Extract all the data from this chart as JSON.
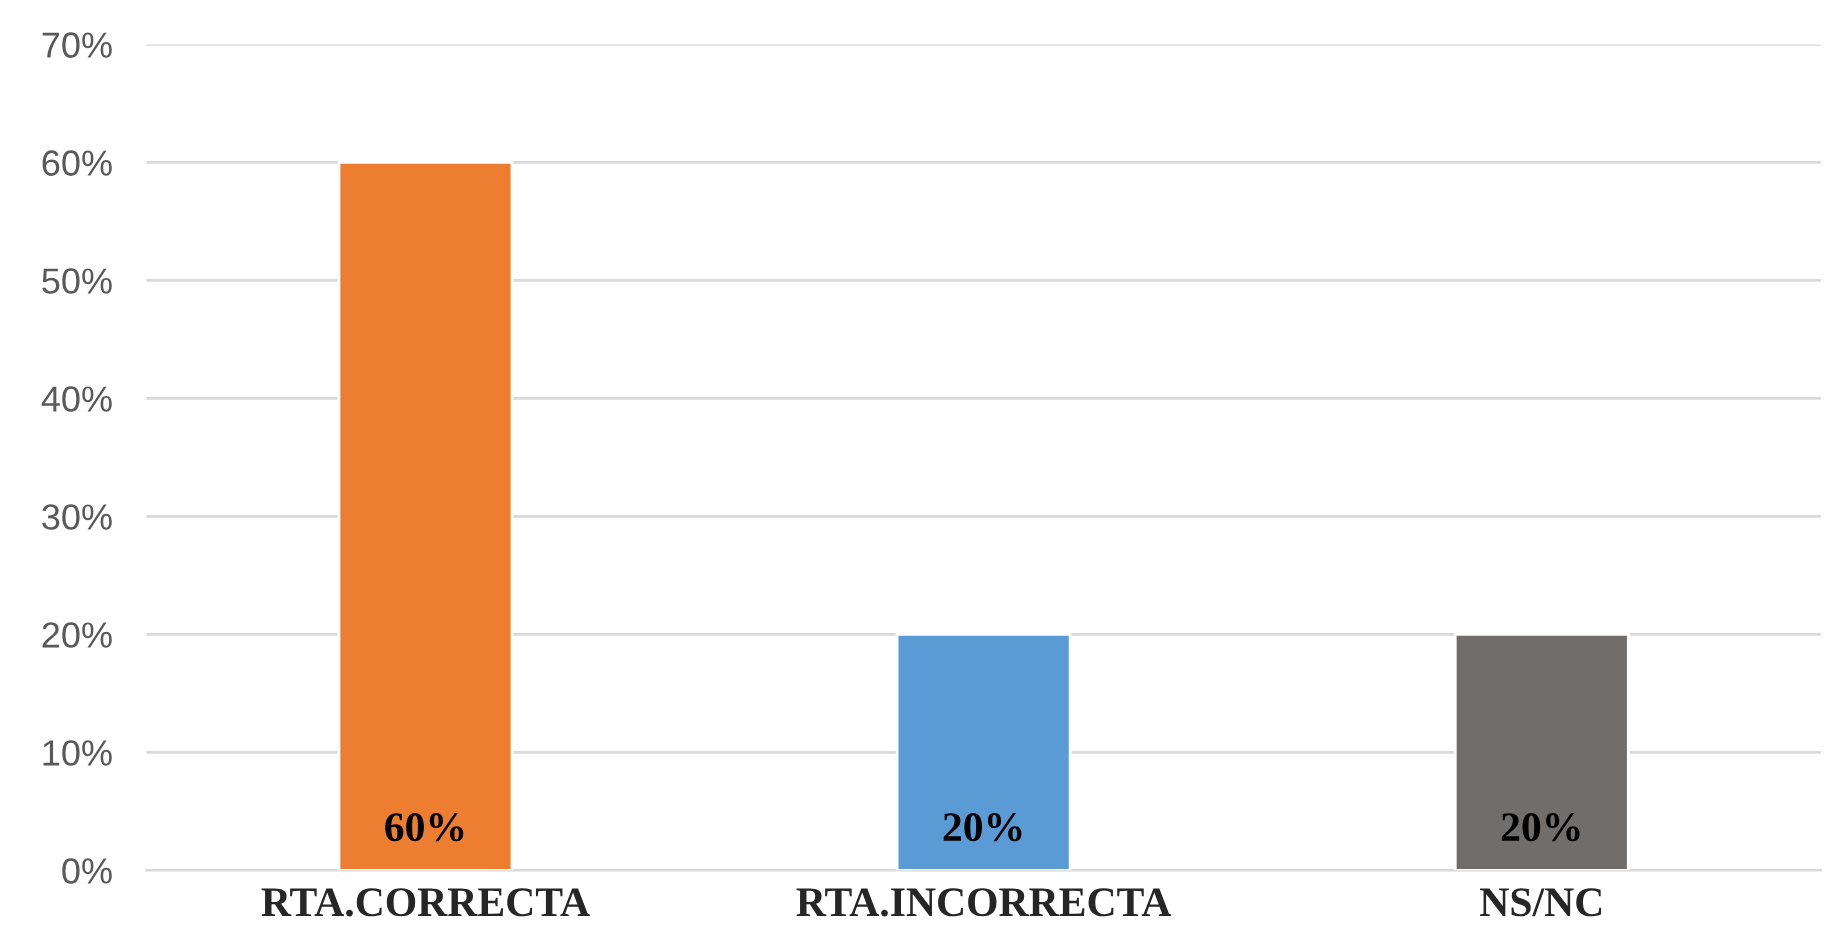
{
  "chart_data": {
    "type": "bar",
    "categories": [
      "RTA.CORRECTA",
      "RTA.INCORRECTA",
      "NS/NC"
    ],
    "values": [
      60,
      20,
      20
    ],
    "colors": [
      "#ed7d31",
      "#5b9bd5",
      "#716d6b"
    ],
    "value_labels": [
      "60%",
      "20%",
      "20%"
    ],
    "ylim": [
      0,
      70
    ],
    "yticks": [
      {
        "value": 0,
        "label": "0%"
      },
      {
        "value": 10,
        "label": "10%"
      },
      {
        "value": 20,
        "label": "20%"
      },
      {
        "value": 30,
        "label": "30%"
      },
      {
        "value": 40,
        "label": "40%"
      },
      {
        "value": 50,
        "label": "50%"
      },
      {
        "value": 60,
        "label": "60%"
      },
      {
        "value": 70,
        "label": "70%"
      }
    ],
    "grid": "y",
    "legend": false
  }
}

» Work to complete: Copy every line above word for word and exclude the pictures.

» Exercise answer:
Extract all the data from this chart as JSON.
{
  "chart_data": {
    "type": "bar",
    "categories": [
      "RTA.CORRECTA",
      "RTA.INCORRECTA",
      "NS/NC"
    ],
    "values": [
      60,
      20,
      20
    ],
    "colors": [
      "#ed7d31",
      "#5b9bd5",
      "#716d6b"
    ],
    "value_labels": [
      "60%",
      "20%",
      "20%"
    ],
    "ylim": [
      0,
      70
    ],
    "yticks": [
      {
        "value": 0,
        "label": "0%"
      },
      {
        "value": 10,
        "label": "10%"
      },
      {
        "value": 20,
        "label": "20%"
      },
      {
        "value": 30,
        "label": "30%"
      },
      {
        "value": 40,
        "label": "40%"
      },
      {
        "value": 50,
        "label": "50%"
      },
      {
        "value": 60,
        "label": "60%"
      },
      {
        "value": 70,
        "label": "70%"
      }
    ],
    "grid": "y",
    "legend": false
  }
}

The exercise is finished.